**Goal**. Pick out every line in the data below that holds "年成交手".

━━━━━━

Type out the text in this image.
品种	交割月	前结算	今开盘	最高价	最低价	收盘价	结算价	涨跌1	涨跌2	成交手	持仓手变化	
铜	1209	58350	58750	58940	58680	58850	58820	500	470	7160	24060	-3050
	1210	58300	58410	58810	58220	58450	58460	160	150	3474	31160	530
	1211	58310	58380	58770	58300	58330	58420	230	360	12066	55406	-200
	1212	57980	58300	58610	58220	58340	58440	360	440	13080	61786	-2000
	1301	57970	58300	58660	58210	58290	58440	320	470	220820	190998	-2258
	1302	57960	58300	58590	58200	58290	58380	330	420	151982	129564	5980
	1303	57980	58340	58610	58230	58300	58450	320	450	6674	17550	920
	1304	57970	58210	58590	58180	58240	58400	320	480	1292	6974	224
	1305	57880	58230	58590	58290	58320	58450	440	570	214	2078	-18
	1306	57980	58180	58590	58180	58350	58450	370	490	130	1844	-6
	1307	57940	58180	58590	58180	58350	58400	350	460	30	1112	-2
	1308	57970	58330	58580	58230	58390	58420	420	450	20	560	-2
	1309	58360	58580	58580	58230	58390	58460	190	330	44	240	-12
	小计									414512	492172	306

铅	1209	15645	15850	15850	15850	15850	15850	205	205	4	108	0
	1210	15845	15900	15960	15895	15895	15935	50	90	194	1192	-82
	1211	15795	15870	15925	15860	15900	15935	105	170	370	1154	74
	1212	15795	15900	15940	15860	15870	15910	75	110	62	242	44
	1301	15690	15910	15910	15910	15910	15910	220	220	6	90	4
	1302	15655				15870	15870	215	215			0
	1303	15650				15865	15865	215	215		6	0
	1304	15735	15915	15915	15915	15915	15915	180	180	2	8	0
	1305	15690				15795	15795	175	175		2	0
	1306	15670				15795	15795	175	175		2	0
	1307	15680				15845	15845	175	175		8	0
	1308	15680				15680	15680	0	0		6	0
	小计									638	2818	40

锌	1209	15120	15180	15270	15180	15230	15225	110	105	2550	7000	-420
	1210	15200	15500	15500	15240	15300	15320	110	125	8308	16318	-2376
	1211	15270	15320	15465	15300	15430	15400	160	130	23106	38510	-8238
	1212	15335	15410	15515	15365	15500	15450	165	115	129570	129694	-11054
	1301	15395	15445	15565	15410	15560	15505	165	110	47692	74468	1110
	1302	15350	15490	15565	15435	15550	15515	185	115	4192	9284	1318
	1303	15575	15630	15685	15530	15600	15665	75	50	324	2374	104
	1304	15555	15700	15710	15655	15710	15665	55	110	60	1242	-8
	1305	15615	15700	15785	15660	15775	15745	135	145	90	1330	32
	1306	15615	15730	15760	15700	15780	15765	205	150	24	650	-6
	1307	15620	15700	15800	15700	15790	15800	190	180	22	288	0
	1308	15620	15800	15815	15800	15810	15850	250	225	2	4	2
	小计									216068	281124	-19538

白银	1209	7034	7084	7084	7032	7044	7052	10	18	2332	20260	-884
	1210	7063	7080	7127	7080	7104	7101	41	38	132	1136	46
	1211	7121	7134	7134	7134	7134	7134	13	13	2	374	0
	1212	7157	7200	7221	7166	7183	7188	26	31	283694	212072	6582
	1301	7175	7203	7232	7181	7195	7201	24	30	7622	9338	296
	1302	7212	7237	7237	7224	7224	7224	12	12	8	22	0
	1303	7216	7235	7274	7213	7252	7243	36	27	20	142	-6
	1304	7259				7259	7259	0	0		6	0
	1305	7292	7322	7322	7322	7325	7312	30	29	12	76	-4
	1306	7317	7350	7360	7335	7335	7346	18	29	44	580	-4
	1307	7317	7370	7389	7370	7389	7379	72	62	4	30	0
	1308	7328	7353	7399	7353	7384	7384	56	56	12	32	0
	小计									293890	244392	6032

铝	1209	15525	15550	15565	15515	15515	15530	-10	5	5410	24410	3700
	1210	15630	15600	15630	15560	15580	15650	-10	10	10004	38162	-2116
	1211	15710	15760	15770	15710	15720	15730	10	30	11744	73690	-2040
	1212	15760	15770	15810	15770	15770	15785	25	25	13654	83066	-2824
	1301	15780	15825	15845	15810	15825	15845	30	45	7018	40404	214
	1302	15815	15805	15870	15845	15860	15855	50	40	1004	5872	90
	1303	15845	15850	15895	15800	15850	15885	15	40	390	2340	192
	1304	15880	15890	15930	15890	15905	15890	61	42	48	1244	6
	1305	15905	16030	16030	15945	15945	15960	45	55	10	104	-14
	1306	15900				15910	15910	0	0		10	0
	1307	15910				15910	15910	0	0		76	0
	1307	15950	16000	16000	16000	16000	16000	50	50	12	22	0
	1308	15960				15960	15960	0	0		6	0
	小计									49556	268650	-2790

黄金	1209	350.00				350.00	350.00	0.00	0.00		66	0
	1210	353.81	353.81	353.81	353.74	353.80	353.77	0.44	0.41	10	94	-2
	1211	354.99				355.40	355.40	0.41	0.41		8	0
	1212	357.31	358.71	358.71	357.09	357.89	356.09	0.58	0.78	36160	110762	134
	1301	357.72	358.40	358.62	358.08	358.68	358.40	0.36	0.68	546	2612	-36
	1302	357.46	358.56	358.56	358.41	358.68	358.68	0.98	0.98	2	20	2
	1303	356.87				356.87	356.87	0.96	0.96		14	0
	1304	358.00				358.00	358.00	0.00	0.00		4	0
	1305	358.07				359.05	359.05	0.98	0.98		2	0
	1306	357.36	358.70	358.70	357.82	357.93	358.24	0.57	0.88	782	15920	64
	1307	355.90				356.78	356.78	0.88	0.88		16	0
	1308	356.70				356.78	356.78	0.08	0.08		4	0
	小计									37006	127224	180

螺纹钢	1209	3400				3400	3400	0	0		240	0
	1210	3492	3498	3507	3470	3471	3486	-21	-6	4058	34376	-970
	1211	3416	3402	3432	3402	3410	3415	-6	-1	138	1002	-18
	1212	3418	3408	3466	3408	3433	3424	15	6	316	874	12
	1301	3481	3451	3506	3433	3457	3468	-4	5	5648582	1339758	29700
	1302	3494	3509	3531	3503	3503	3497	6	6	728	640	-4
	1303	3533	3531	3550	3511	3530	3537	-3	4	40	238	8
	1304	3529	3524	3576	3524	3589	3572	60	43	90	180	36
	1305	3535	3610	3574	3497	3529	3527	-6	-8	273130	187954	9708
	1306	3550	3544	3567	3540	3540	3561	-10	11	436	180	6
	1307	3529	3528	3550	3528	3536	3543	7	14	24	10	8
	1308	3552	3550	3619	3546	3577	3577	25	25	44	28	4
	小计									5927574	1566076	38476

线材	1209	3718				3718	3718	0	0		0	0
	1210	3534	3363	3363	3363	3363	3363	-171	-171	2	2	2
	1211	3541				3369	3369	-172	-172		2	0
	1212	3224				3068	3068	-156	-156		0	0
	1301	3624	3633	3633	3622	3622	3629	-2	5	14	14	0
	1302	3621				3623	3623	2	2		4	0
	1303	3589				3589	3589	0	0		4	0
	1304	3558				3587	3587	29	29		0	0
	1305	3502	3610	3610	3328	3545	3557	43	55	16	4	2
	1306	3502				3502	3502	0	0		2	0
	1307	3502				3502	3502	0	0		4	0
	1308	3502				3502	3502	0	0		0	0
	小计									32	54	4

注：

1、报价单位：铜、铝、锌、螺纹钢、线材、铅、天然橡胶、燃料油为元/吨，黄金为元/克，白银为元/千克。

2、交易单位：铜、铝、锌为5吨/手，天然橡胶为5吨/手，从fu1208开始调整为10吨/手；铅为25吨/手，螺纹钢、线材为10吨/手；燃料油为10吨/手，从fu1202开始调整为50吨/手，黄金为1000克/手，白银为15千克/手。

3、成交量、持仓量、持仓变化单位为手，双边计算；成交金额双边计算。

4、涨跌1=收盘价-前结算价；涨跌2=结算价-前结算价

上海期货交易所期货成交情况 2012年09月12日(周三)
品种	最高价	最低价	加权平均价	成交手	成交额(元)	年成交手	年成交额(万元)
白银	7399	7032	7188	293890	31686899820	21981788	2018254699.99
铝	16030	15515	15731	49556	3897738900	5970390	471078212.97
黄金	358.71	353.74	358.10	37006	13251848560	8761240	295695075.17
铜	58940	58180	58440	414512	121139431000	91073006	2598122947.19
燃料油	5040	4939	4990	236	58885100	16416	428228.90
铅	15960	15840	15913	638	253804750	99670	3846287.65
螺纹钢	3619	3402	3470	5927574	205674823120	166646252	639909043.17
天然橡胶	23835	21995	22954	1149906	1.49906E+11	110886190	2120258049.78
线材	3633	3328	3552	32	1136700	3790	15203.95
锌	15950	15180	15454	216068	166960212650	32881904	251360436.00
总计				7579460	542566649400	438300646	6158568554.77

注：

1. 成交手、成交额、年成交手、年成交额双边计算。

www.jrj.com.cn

━━━━━━

**The result**.
品种	最高价	最低价	加权平均价	成交手	成交额(元)	年成交手	年成交额(万元)
1. 成交手、成交额、年成交手、年成交额双边计算。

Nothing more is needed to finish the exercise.